= Problem to solve =
From the entries below, list each line with "filtering".
★ ★ ★ ★
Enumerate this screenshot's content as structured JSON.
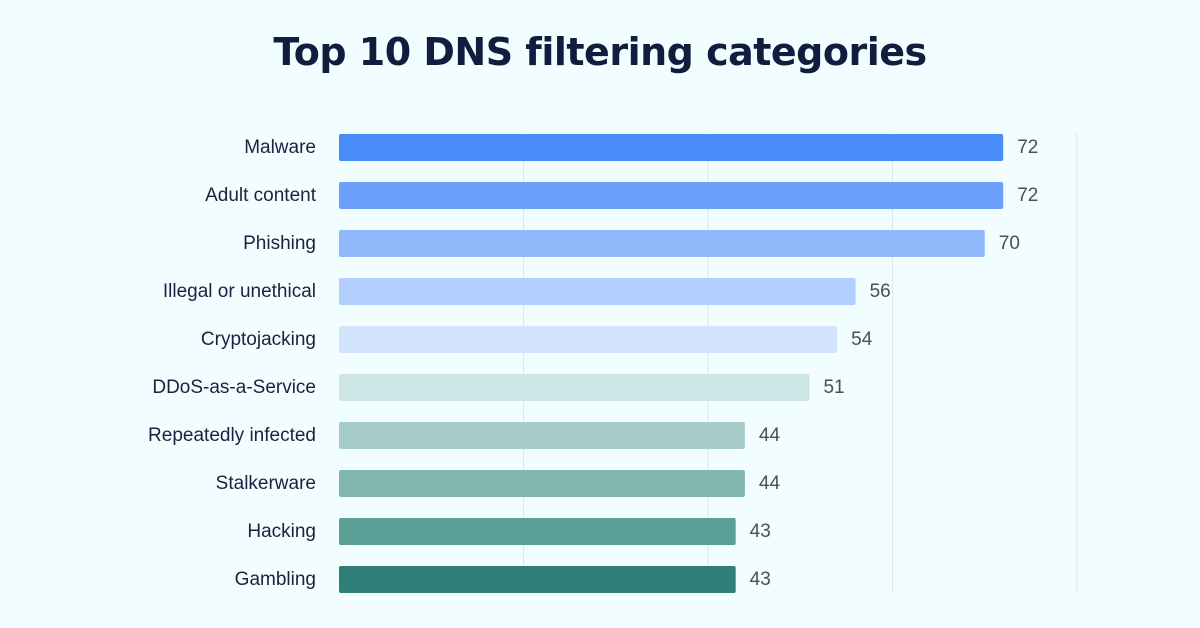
{
  "title": "Top 10 DNS filtering categories",
  "chart_data": {
    "type": "bar",
    "orientation": "horizontal",
    "title": "Top 10 DNS filtering categories",
    "xlabel": "",
    "ylabel": "",
    "xlim": [
      0,
      80
    ],
    "grid": true,
    "legend": "none",
    "categories": [
      "Malware",
      "Adult content",
      "Phishing",
      "Illegal or unethical",
      "Cryptojacking",
      "DDoS-as-a-Service",
      "Repeatedly infected",
      "Stalkerware",
      "Hacking",
      "Gambling"
    ],
    "values": [
      72,
      72,
      70,
      56,
      54,
      51,
      44,
      44,
      43,
      43
    ],
    "colors": [
      "#4a8bfa",
      "#6da0fb",
      "#90b8fb",
      "#b1cefc",
      "#d3e4fd",
      "#cde6e5",
      "#a6cdca",
      "#80b6b0",
      "#5a9e96",
      "#2f7f78"
    ]
  }
}
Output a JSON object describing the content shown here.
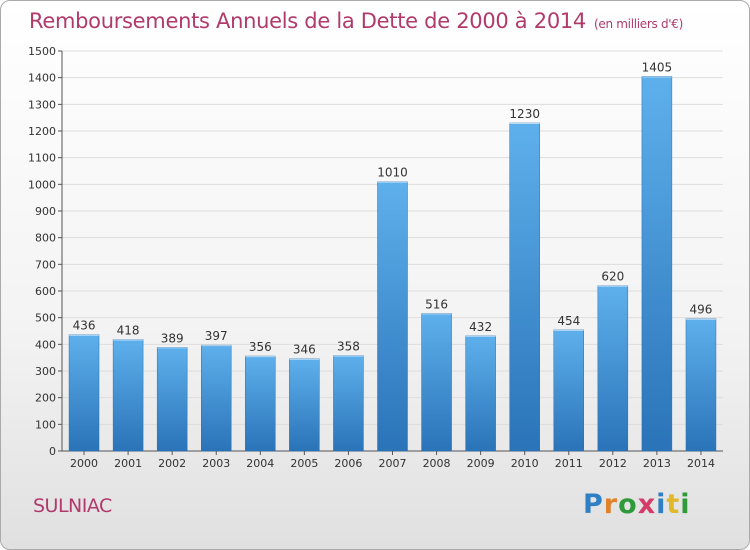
★ ★ ★ ★
= The response =
  "title": "Top 10 DNS filtering categories",
    "title": "Top 10 DNS filtering categories",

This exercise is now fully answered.